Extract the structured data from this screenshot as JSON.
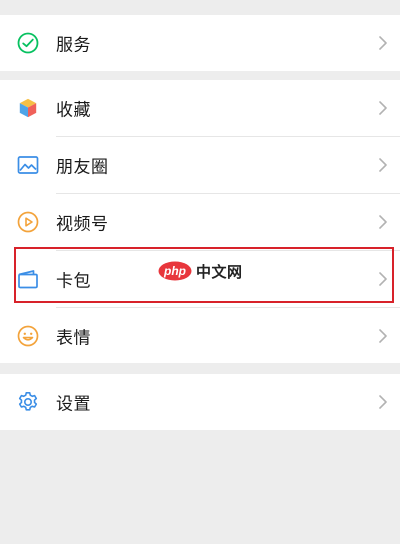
{
  "menu": {
    "groups": [
      {
        "items": [
          {
            "label": "服务",
            "icon": "service-check-icon"
          }
        ]
      },
      {
        "items": [
          {
            "label": "收藏",
            "icon": "favorites-cube-icon"
          },
          {
            "label": "朋友圈",
            "icon": "moments-picture-icon"
          },
          {
            "label": "视频号",
            "icon": "channels-play-icon"
          },
          {
            "label": "卡包",
            "icon": "card-wallet-icon"
          },
          {
            "label": "表情",
            "icon": "sticker-smile-icon"
          }
        ]
      },
      {
        "items": [
          {
            "label": "设置",
            "icon": "settings-gear-icon"
          }
        ]
      }
    ]
  },
  "overlay": {
    "watermark_text": "中文网",
    "watermark_logo": "php"
  },
  "colors": {
    "page_background": "#ededed",
    "row_background": "#ffffff",
    "highlight_border": "#d8222a",
    "label_text": "#191919",
    "chevron": "#b2b2b2"
  }
}
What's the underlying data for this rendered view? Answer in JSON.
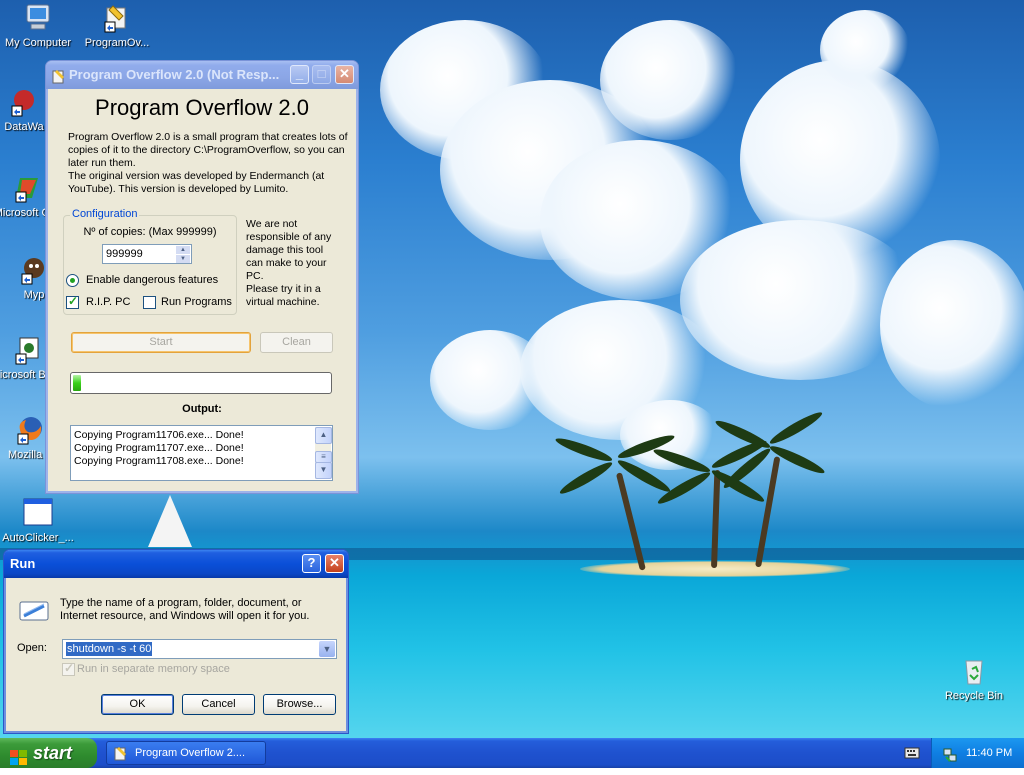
{
  "desktop": {
    "icons": [
      {
        "label": "My Computer"
      },
      {
        "label": "ProgramOv..."
      },
      {
        "label": "DataWa"
      },
      {
        "label": "Microsoft C++"
      },
      {
        "label": "Myp"
      },
      {
        "label": "Microsoft Basic"
      },
      {
        "label": "Mozilla F"
      },
      {
        "label": "AutoClicker_..."
      },
      {
        "label": "Recycle Bin"
      }
    ]
  },
  "program_overflow": {
    "title": "Program Overflow 2.0 (Not Resp...",
    "heading": "Program Overflow 2.0",
    "description": [
      "Program Overflow 2.0 is a small program that creates lots of copies of it to the directory C:\\ProgramOverflow, so you can later run them.",
      "The original version was developed by Endermanch (at YouTube). This version is developed by Lumito."
    ],
    "config": {
      "legend": "Configuration",
      "copies_label": "Nº of copies: (Max 999999)",
      "copies_value": "999999",
      "dangerous_label": "Enable dangerous features",
      "dangerous_selected": true,
      "rip_label": "R.I.P. PC",
      "rip_checked": true,
      "run_programs_label": "Run Programs",
      "run_programs_checked": false
    },
    "warning": "We are not responsible of any damage this tool can make to your PC.\nPlease try it in a virtual machine.",
    "start_label": "Start",
    "clean_label": "Clean",
    "progress_fraction": 0.03,
    "output_label": "Output:",
    "output_lines": [
      "Copying Program11706.exe... Done!",
      "Copying Program11707.exe... Done!",
      "Copying Program11708.exe... Done!"
    ]
  },
  "run_dialog": {
    "title": "Run",
    "help_glyph": "?",
    "instructions": "Type the name of a program, folder, document, or Internet resource, and Windows will open it for you.",
    "open_label": "Open:",
    "open_value": "shutdown -s -t 60",
    "separate_memory_label": "Run in separate memory space",
    "ok_label": "OK",
    "cancel_label": "Cancel",
    "browse_label": "Browse..."
  },
  "taskbar": {
    "start_label": "start",
    "task_label": "Program Overflow 2....",
    "clock": "11:40 PM"
  },
  "colors": {
    "title_active": "#0a4fd8",
    "title_inactive": "#8ba6e6",
    "start_green": "#3c9b3a",
    "taskbar_blue": "#245edb"
  }
}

____________

### Written exercise
Pictures excluded, quote all the data above exactly.

### Result of this exercise
Extract the structured data from this screenshot as JSON.
{
  "menu": {
    "groups": [
      {
        "items": [
          {
            "label": "服务",
            "icon": "service-check-icon"
          }
        ]
      },
      {
        "items": [
          {
            "label": "收藏",
            "icon": "favorites-cube-icon"
          },
          {
            "label": "朋友圈",
            "icon": "moments-picture-icon"
          },
          {
            "label": "视频号",
            "icon": "channels-play-icon"
          },
          {
            "label": "卡包",
            "icon": "card-wallet-icon"
          },
          {
            "label": "表情",
            "icon": "sticker-smile-icon"
          }
        ]
      },
      {
        "items": [
          {
            "label": "设置",
            "icon": "settings-gear-icon"
          }
        ]
      }
    ]
  },
  "overlay": {
    "watermark_text": "中文网",
    "watermark_logo": "php"
  },
  "colors": {
    "page_background": "#ededed",
    "row_background": "#ffffff",
    "highlight_border": "#d8222a",
    "label_text": "#191919",
    "chevron": "#b2b2b2"
  }
}
What's the underlying data for this rendered view? Answer in JSON.
{
  "desktop": {
    "icons": [
      {
        "label": "My Computer"
      },
      {
        "label": "ProgramOv..."
      },
      {
        "label": "DataWa"
      },
      {
        "label": "Microsoft C++"
      },
      {
        "label": "Myp"
      },
      {
        "label": "Microsoft Basic"
      },
      {
        "label": "Mozilla F"
      },
      {
        "label": "AutoClicker_..."
      },
      {
        "label": "Recycle Bin"
      }
    ]
  },
  "program_overflow": {
    "title": "Program Overflow 2.0 (Not Resp...",
    "heading": "Program Overflow 2.0",
    "description": [
      "Program Overflow 2.0 is a small program that creates lots of copies of it to the directory C:\\ProgramOverflow, so you can later run them.",
      "The original version was developed by Endermanch (at YouTube). This version is developed by Lumito."
    ],
    "config": {
      "legend": "Configuration",
      "copies_label": "Nº of copies: (Max 999999)",
      "copies_value": "999999",
      "dangerous_label": "Enable dangerous features",
      "dangerous_selected": true,
      "rip_label": "R.I.P. PC",
      "rip_checked": true,
      "run_programs_label": "Run Programs",
      "run_programs_checked": false
    },
    "warning": "We are not responsible of any damage this tool can make to your PC.\nPlease try it in a virtual machine.",
    "start_label": "Start",
    "clean_label": "Clean",
    "progress_fraction": 0.03,
    "output_label": "Output:",
    "output_lines": [
      "Copying Program11706.exe... Done!",
      "Copying Program11707.exe... Done!",
      "Copying Program11708.exe... Done!"
    ]
  },
  "run_dialog": {
    "title": "Run",
    "help_glyph": "?",
    "instructions": "Type the name of a program, folder, document, or Internet resource, and Windows will open it for you.",
    "open_label": "Open:",
    "open_value": "shutdown -s -t 60",
    "separate_memory_label": "Run in separate memory space",
    "ok_label": "OK",
    "cancel_label": "Cancel",
    "browse_label": "Browse..."
  },
  "taskbar": {
    "start_label": "start",
    "task_label": "Program Overflow 2....",
    "clock": "11:40 PM"
  },
  "colors": {
    "title_active": "#0a4fd8",
    "title_inactive": "#8ba6e6",
    "start_green": "#3c9b3a",
    "taskbar_blue": "#245edb"
  }
}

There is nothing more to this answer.